● DESCRIPTION OF THE TASK
Return the full material exactly.

Records:

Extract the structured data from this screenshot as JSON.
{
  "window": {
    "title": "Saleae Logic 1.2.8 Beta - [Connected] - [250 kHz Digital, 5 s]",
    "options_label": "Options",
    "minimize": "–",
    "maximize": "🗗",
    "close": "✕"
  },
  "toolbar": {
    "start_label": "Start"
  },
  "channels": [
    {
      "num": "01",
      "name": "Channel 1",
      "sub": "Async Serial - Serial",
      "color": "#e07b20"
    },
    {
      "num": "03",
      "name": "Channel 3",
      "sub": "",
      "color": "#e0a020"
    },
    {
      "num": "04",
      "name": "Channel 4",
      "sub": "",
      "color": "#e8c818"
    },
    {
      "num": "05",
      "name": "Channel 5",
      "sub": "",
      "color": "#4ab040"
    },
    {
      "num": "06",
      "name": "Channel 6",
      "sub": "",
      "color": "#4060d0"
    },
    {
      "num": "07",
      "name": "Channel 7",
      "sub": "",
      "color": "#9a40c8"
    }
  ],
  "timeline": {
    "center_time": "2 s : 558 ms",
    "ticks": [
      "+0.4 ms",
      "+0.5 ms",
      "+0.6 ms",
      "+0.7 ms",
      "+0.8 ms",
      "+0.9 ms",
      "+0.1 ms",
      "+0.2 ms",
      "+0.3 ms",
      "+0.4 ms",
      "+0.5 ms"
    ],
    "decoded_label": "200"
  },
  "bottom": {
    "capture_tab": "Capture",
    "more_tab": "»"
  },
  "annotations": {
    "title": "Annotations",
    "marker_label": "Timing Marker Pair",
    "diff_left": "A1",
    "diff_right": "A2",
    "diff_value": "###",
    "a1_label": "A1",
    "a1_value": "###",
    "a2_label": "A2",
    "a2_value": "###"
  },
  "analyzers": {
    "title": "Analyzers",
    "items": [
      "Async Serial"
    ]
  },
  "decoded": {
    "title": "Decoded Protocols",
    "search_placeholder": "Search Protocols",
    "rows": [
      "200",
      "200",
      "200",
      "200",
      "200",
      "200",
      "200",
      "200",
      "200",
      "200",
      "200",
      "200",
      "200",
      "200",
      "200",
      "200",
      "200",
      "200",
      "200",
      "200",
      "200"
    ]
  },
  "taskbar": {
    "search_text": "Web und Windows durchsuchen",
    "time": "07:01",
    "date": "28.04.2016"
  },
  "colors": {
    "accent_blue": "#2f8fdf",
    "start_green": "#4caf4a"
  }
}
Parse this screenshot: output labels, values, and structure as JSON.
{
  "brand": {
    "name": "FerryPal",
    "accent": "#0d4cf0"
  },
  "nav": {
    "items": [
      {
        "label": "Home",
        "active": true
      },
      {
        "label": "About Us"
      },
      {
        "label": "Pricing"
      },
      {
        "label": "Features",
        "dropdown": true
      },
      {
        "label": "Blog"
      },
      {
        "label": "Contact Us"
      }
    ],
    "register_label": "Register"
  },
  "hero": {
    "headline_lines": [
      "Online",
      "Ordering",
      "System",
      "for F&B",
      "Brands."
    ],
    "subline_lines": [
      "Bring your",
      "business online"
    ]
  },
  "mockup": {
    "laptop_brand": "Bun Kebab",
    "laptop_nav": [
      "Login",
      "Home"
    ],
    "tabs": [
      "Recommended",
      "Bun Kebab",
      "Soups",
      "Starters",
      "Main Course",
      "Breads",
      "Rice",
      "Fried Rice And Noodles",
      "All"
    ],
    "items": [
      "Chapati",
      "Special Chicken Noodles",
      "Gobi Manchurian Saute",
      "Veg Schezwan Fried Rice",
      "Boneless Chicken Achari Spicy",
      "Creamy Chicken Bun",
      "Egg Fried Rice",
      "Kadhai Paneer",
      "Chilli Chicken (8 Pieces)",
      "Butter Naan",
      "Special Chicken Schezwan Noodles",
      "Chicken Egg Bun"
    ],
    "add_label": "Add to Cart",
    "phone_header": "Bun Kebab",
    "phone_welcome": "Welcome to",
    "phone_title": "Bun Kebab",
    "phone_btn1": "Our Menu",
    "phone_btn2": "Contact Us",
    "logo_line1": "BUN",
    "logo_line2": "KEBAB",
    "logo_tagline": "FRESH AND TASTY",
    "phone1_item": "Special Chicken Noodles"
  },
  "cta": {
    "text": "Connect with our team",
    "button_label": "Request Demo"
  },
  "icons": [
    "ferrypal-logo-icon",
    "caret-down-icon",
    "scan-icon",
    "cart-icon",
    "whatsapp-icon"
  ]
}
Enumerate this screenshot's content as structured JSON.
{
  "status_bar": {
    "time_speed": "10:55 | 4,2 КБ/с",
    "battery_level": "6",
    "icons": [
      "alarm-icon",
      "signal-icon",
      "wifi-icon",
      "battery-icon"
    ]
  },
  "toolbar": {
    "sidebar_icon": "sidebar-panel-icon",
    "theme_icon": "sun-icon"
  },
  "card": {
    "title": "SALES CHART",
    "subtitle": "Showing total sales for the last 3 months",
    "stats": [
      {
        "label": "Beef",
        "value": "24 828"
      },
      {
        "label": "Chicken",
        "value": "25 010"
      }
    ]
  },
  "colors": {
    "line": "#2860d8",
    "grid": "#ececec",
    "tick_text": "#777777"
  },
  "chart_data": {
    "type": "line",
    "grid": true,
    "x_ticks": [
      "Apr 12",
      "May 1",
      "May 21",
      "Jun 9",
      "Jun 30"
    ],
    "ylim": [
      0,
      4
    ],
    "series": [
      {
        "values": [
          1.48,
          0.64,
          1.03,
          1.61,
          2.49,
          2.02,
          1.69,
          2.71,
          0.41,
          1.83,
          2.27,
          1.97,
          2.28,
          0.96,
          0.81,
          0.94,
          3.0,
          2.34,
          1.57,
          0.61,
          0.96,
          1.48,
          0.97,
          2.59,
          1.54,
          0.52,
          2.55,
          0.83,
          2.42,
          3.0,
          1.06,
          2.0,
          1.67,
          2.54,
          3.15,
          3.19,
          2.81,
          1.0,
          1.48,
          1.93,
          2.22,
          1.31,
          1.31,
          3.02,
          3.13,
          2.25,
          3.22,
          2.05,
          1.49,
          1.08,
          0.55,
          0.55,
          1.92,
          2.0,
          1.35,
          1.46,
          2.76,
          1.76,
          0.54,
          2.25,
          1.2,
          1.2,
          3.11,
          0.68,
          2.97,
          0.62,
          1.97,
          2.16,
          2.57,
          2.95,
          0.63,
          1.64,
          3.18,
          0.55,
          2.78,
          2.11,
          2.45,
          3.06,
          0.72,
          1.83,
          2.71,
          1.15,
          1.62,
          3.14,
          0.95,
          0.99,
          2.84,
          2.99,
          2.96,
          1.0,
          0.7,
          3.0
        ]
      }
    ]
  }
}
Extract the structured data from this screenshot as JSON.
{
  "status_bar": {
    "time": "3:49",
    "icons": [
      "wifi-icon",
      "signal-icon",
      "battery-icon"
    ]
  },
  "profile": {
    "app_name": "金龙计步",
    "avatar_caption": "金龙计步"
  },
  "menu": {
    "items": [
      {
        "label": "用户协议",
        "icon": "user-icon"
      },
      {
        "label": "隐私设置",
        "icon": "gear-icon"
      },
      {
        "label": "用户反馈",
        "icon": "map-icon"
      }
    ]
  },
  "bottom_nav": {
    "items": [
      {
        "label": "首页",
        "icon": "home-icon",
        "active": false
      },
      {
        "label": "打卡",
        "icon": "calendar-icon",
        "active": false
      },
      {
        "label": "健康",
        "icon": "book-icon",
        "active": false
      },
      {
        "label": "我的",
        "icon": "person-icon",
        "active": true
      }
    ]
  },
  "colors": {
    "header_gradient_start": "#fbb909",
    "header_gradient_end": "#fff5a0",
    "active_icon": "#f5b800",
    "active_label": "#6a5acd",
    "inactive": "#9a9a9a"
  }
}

● FINISHED EXERCISE
Extract the structured data from this screenshot as JSON.
{
  "window": {
    "title": "Saleae Logic 1.2.8 Beta - [Connected] - [250 kHz Digital, 5 s]",
    "options_label": "Options",
    "minimize": "–",
    "maximize": "🗗",
    "close": "✕"
  },
  "toolbar": {
    "start_label": "Start"
  },
  "channels": [
    {
      "num": "01",
      "name": "Channel 1",
      "sub": "Async Serial - Serial",
      "color": "#e07b20"
    },
    {
      "num": "03",
      "name": "Channel 3",
      "sub": "",
      "color": "#e0a020"
    },
    {
      "num": "04",
      "name": "Channel 4",
      "sub": "",
      "color": "#e8c818"
    },
    {
      "num": "05",
      "name": "Channel 5",
      "sub": "",
      "color": "#4ab040"
    },
    {
      "num": "06",
      "name": "Channel 6",
      "sub": "",
      "color": "#4060d0"
    },
    {
      "num": "07",
      "name": "Channel 7",
      "sub": "",
      "color": "#9a40c8"
    }
  ],
  "timeline": {
    "center_time": "2 s : 558 ms",
    "ticks": [
      "+0.4 ms",
      "+0.5 ms",
      "+0.6 ms",
      "+0.7 ms",
      "+0.8 ms",
      "+0.9 ms",
      "+0.1 ms",
      "+0.2 ms",
      "+0.3 ms",
      "+0.4 ms",
      "+0.5 ms"
    ],
    "decoded_label": "200"
  },
  "bottom": {
    "capture_tab": "Capture",
    "more_tab": "»"
  },
  "annotations": {
    "title": "Annotations",
    "marker_label": "Timing Marker Pair",
    "diff_left": "A1",
    "diff_right": "A2",
    "diff_value": "###",
    "a1_label": "A1",
    "a1_value": "###",
    "a2_label": "A2",
    "a2_value": "###"
  },
  "analyzers": {
    "title": "Analyzers",
    "items": [
      "Async Serial"
    ]
  },
  "decoded": {
    "title": "Decoded Protocols",
    "search_placeholder": "Search Protocols",
    "rows": [
      "200",
      "200",
      "200",
      "200",
      "200",
      "200",
      "200",
      "200",
      "200",
      "200",
      "200",
      "200",
      "200",
      "200",
      "200",
      "200",
      "200",
      "200",
      "200",
      "200",
      "200"
    ]
  },
  "taskbar": {
    "search_text": "Web und Windows durchsuchen",
    "time": "07:01",
    "date": "28.04.2016"
  },
  "colors": {
    "accent_blue": "#2f8fdf",
    "start_green": "#4caf4a"
  }
}
Parse this screenshot: output labels, values, and structure as JSON.
{
  "brand": {
    "name": "FerryPal",
    "accent": "#0d4cf0"
  },
  "nav": {
    "items": [
      {
        "label": "Home",
        "active": true
      },
      {
        "label": "About Us"
      },
      {
        "label": "Pricing"
      },
      {
        "label": "Features",
        "dropdown": true
      },
      {
        "label": "Blog"
      },
      {
        "label": "Contact Us"
      }
    ],
    "register_label": "Register"
  },
  "hero": {
    "headline_lines": [
      "Online",
      "Ordering",
      "System",
      "for F&B",
      "Brands."
    ],
    "subline_lines": [
      "Bring your",
      "business online"
    ]
  },
  "mockup": {
    "laptop_brand": "Bun Kebab",
    "laptop_nav": [
      "Login",
      "Home"
    ],
    "tabs": [
      "Recommended",
      "Bun Kebab",
      "Soups",
      "Starters",
      "Main Course",
      "Breads",
      "Rice",
      "Fried Rice And Noodles",
      "All"
    ],
    "items": [
      "Chapati",
      "Special Chicken Noodles",
      "Gobi Manchurian Saute",
      "Veg Schezwan Fried Rice",
      "Boneless Chicken Achari Spicy",
      "Creamy Chicken Bun",
      "Egg Fried Rice",
      "Kadhai Paneer",
      "Chilli Chicken (8 Pieces)",
      "Butter Naan",
      "Special Chicken Schezwan Noodles",
      "Chicken Egg Bun"
    ],
    "add_label": "Add to Cart",
    "phone_header": "Bun Kebab",
    "phone_welcome": "Welcome to",
    "phone_title": "Bun Kebab",
    "phone_btn1": "Our Menu",
    "phone_btn2": "Contact Us",
    "logo_line1": "BUN",
    "logo_line2": "KEBAB",
    "logo_tagline": "FRESH AND TASTY",
    "phone1_item": "Special Chicken Noodles"
  },
  "cta": {
    "text": "Connect with our team",
    "button_label": "Request Demo"
  },
  "icons": [
    "ferrypal-logo-icon",
    "caret-down-icon",
    "scan-icon",
    "cart-icon",
    "whatsapp-icon"
  ]
}
Enumerate this screenshot's content as structured JSON.
{
  "status_bar": {
    "time_speed": "10:55 | 4,2 КБ/с",
    "battery_level": "6",
    "icons": [
      "alarm-icon",
      "signal-icon",
      "wifi-icon",
      "battery-icon"
    ]
  },
  "toolbar": {
    "sidebar_icon": "sidebar-panel-icon",
    "theme_icon": "sun-icon"
  },
  "card": {
    "title": "SALES CHART",
    "subtitle": "Showing total sales for the last 3 months",
    "stats": [
      {
        "label": "Beef",
        "value": "24 828"
      },
      {
        "label": "Chicken",
        "value": "25 010"
      }
    ]
  },
  "colors": {
    "line": "#2860d8",
    "grid": "#ececec",
    "tick_text": "#777777"
  },
  "chart_data": {
    "type": "line",
    "grid": true,
    "x_ticks": [
      "Apr 12",
      "May 1",
      "May 21",
      "Jun 9",
      "Jun 30"
    ],
    "ylim": [
      0,
      4
    ],
    "series": [
      {
        "values": [
          1.48,
          0.64,
          1.03,
          1.61,
          2.49,
          2.02,
          1.69,
          2.71,
          0.41,
          1.83,
          2.27,
          1.97,
          2.28,
          0.96,
          0.81,
          0.94,
          3.0,
          2.34,
          1.57,
          0.61,
          0.96,
          1.48,
          0.97,
          2.59,
          1.54,
          0.52,
          2.55,
          0.83,
          2.42,
          3.0,
          1.06,
          2.0,
          1.67,
          2.54,
          3.15,
          3.19,
          2.81,
          1.0,
          1.48,
          1.93,
          2.22,
          1.31,
          1.31,
          3.02,
          3.13,
          2.25,
          3.22,
          2.05,
          1.49,
          1.08,
          0.55,
          0.55,
          1.92,
          2.0,
          1.35,
          1.46,
          2.76,
          1.76,
          0.54,
          2.25,
          1.2,
          1.2,
          3.11,
          0.68,
          2.97,
          0.62,
          1.97,
          2.16,
          2.57,
          2.95,
          0.63,
          1.64,
          3.18,
          0.55,
          2.78,
          2.11,
          2.45,
          3.06,
          0.72,
          1.83,
          2.71,
          1.15,
          1.62,
          3.14,
          0.95,
          0.99,
          2.84,
          2.99,
          2.96,
          1.0,
          0.7,
          3.0
        ]
      }
    ]
  }
}
Extract the structured data from this screenshot as JSON.
{
  "status_bar": {
    "time": "3:49",
    "icons": [
      "wifi-icon",
      "signal-icon",
      "battery-icon"
    ]
  },
  "profile": {
    "app_name": "金龙计步",
    "avatar_caption": "金龙计步"
  },
  "menu": {
    "items": [
      {
        "label": "用户协议",
        "icon": "user-icon"
      },
      {
        "label": "隐私设置",
        "icon": "gear-icon"
      },
      {
        "label": "用户反馈",
        "icon": "map-icon"
      }
    ]
  },
  "bottom_nav": {
    "items": [
      {
        "label": "首页",
        "icon": "home-icon",
        "active": false
      },
      {
        "label": "打卡",
        "icon": "calendar-icon",
        "active": false
      },
      {
        "label": "健康",
        "icon": "book-icon",
        "active": false
      },
      {
        "label": "我的",
        "icon": "person-icon",
        "active": true
      }
    ]
  },
  "colors": {
    "header_gradient_start": "#fbb909",
    "header_gradient_end": "#fff5a0",
    "active_icon": "#f5b800",
    "active_label": "#6a5acd",
    "inactive": "#9a9a9a"
  }
}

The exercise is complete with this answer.